======== WORKING DATA ========

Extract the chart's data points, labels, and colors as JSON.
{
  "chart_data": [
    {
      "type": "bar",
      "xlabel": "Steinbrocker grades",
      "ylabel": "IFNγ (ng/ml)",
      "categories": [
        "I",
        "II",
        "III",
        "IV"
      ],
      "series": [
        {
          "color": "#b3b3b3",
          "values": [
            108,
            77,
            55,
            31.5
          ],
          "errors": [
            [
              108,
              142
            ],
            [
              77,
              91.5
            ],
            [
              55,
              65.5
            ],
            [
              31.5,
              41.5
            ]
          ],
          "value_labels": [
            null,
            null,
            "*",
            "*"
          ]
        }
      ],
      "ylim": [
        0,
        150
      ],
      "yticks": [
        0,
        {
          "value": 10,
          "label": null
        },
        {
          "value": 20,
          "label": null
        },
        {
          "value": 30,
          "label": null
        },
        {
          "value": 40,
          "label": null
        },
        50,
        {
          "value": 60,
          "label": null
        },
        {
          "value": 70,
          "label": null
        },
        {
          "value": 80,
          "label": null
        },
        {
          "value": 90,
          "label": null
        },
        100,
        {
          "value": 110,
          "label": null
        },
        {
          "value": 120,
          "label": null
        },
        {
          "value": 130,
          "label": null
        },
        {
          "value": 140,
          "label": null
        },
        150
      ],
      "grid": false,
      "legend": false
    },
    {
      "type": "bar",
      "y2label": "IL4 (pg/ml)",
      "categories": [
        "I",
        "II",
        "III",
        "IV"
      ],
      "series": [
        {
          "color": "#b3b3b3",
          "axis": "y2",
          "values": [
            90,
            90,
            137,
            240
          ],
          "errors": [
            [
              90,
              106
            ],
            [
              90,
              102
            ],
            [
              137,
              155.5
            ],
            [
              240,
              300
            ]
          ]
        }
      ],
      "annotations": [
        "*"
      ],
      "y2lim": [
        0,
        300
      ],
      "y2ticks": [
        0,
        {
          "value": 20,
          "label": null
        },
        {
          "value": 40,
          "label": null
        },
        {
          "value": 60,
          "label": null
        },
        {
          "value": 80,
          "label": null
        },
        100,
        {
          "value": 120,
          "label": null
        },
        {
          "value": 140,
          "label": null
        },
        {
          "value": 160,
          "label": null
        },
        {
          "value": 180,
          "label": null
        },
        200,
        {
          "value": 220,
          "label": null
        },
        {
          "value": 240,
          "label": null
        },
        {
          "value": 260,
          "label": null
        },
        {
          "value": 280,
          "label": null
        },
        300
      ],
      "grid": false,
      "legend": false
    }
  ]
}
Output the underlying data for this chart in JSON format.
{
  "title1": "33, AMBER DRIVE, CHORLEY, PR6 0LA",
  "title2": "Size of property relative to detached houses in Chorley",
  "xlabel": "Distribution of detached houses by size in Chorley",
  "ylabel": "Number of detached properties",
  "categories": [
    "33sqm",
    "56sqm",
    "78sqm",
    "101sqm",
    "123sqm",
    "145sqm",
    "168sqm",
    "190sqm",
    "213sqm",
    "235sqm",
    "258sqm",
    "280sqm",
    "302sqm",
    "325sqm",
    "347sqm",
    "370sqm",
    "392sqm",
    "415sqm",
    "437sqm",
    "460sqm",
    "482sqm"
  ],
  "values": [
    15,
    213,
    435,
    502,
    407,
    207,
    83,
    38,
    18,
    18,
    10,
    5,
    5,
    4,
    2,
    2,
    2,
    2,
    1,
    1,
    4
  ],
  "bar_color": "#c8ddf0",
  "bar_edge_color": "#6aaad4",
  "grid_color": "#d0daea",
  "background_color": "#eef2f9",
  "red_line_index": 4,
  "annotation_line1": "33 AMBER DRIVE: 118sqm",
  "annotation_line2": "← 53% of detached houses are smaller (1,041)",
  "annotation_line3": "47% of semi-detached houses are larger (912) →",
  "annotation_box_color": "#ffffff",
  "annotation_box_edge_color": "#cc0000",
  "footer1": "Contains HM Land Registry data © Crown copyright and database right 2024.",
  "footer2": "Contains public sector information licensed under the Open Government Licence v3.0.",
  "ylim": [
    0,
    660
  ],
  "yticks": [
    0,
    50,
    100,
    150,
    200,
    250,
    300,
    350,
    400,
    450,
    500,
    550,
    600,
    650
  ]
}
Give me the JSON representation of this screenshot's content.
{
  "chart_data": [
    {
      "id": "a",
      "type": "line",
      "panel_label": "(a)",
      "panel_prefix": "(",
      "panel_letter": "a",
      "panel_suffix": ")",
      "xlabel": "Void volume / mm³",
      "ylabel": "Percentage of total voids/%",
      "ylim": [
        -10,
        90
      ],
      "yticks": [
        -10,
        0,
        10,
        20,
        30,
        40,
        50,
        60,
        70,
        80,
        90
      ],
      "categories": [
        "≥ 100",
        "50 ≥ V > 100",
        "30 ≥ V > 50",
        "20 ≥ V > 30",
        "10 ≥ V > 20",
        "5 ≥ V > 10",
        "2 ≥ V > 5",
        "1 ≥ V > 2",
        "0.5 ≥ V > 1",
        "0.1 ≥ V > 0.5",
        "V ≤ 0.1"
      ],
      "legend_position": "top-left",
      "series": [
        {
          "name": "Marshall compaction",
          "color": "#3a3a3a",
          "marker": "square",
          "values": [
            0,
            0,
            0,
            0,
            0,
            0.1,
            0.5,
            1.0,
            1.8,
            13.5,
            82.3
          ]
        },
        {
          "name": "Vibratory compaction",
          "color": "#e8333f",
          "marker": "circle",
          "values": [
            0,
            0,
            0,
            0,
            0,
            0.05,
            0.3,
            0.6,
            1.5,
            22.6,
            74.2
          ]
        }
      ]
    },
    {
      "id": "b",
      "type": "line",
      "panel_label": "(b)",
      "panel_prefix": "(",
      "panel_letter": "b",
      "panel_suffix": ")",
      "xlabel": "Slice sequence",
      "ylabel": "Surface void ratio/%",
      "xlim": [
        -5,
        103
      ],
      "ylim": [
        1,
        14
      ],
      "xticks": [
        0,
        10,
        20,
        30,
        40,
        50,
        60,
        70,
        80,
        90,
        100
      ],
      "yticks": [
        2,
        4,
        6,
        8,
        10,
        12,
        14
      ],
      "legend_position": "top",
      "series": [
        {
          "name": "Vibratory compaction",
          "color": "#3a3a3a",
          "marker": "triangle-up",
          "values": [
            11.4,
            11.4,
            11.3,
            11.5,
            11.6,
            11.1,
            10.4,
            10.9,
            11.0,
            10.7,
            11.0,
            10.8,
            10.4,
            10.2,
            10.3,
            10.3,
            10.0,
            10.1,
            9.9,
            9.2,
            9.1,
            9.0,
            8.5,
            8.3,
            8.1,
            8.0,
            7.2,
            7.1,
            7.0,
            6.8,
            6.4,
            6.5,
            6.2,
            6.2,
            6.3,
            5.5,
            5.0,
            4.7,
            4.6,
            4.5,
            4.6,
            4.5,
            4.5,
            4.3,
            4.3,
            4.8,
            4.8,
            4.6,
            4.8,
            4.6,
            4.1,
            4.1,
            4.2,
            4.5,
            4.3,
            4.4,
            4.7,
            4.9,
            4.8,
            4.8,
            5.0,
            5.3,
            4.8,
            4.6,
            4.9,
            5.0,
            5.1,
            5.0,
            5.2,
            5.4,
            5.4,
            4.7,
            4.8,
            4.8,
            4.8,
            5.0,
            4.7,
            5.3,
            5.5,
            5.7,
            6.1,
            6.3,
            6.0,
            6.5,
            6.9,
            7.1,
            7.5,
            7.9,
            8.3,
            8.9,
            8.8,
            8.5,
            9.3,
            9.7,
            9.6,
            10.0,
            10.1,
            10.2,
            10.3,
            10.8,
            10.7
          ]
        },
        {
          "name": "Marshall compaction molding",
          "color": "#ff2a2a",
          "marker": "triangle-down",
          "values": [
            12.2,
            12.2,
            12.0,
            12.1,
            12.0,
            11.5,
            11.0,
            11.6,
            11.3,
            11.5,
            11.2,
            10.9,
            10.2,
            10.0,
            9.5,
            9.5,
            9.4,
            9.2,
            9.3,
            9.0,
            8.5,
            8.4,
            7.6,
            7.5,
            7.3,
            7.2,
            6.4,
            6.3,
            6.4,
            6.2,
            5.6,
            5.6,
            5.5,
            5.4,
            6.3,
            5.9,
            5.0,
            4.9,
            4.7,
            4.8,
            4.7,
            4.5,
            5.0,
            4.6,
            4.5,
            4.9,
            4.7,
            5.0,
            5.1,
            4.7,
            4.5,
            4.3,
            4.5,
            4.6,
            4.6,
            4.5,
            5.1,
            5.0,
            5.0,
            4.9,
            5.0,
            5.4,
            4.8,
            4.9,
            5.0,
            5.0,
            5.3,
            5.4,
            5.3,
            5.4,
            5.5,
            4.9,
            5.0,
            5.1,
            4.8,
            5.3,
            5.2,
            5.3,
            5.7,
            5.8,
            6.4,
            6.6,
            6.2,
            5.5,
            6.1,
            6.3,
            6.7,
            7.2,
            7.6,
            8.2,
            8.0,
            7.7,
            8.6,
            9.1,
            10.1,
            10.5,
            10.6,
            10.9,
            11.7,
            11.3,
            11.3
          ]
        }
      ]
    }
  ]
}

========

OBJECTIVE:
Go through the records and show every line with the string "this" in it.

WRITTEN RESPONSE:
Output the underlying data for this chart in JSON format.
Give me the JSON representation of this screenshot's content.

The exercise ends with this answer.